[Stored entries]
* start *
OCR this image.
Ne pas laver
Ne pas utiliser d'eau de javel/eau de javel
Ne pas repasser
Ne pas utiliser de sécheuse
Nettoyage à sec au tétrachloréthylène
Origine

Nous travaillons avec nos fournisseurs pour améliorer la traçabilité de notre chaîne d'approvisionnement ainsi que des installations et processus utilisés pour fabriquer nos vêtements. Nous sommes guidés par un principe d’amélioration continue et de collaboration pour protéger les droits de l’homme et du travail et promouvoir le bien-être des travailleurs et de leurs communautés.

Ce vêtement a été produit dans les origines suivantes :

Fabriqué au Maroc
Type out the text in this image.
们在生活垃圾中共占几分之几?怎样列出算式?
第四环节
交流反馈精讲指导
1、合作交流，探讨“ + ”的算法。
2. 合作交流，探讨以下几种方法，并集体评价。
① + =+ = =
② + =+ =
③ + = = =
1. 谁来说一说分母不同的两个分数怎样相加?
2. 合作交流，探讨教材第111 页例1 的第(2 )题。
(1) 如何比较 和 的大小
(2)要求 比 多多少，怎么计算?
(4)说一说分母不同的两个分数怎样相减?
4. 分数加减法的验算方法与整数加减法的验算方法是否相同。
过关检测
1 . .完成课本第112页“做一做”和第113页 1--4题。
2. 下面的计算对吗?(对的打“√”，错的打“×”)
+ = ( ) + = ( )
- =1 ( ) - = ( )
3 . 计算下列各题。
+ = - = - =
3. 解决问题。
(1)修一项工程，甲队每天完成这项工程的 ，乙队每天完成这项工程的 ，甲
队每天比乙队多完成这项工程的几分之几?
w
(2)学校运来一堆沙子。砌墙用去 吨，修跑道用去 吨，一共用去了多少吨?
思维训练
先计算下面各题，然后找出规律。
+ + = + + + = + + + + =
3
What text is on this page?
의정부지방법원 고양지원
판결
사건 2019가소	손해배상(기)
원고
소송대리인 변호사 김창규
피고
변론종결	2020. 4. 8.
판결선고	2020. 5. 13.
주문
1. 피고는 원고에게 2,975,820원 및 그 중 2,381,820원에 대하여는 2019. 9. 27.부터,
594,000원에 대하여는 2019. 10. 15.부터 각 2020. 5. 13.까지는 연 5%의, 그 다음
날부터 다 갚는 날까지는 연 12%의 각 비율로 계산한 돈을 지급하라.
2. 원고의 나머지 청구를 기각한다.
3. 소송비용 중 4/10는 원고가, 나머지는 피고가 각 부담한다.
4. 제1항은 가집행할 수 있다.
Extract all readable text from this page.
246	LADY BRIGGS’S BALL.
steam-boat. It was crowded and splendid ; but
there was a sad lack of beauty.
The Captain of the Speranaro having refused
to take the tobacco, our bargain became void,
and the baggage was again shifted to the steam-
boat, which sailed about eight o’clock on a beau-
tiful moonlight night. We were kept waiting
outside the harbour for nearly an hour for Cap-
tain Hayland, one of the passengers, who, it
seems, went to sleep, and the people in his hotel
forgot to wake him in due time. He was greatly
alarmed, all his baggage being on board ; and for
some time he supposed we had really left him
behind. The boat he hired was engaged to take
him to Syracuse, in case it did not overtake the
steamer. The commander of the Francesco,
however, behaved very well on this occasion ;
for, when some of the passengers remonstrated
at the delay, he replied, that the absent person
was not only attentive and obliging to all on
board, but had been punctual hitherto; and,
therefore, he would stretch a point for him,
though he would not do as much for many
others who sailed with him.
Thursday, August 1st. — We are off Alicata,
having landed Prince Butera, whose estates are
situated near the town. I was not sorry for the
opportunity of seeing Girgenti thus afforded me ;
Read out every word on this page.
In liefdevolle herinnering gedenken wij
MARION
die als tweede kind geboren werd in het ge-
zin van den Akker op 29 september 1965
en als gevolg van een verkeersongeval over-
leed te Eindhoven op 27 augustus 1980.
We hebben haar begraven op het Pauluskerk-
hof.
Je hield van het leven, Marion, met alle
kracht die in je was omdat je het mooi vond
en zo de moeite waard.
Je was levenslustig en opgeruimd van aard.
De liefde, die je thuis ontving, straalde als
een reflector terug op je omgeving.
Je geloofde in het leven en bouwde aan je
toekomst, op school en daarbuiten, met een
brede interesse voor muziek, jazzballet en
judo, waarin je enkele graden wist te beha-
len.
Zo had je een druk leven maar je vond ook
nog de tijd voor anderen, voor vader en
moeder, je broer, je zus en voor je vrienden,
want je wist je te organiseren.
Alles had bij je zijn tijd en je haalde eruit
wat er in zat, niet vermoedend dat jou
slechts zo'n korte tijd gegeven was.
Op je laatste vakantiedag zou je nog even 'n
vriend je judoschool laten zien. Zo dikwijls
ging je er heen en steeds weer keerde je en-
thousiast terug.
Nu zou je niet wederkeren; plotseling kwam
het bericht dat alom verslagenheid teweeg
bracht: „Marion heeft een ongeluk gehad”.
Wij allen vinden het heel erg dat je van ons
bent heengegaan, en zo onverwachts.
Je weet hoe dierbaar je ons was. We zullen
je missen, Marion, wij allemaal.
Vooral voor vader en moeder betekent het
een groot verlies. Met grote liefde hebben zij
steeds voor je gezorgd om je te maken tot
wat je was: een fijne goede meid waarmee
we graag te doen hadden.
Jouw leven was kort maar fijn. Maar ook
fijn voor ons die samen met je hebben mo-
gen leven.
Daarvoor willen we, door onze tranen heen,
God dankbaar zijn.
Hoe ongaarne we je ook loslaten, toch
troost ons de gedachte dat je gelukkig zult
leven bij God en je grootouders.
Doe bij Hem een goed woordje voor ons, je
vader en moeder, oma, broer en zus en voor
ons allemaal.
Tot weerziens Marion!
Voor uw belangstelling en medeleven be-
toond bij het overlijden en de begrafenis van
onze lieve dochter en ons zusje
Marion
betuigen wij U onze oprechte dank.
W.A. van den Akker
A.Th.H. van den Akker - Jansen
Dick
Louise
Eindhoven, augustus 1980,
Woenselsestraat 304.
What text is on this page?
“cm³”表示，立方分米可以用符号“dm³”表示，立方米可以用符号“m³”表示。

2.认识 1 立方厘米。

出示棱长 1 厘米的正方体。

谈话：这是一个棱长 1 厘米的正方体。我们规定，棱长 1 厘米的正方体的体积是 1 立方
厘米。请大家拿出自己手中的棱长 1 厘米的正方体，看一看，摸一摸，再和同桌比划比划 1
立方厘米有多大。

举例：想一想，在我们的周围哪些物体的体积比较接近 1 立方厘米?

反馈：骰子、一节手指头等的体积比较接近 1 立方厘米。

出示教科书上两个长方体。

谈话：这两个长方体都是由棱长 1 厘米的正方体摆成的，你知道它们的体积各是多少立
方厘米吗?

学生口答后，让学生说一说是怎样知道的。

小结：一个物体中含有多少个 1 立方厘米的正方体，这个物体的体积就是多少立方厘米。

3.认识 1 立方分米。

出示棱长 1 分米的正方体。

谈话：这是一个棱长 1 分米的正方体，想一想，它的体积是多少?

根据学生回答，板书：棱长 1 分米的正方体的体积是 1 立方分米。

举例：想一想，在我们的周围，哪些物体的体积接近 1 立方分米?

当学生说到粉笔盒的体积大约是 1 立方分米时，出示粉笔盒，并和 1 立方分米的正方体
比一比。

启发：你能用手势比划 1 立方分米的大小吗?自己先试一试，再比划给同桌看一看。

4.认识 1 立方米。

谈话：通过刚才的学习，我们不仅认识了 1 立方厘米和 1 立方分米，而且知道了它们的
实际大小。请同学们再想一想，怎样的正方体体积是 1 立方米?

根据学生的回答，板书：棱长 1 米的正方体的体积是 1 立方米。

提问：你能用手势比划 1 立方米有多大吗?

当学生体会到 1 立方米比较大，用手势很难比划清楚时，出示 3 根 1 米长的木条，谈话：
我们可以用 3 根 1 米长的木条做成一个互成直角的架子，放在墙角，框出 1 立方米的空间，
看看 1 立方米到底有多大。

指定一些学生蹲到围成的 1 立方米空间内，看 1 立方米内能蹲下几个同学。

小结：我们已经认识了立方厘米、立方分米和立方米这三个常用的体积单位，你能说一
* end *
= Problem description =
Note every line above where the string "would" shows up, and copy those lines.

= Reply =
therefore, he would stretch a point for him,
though he would not do as much for many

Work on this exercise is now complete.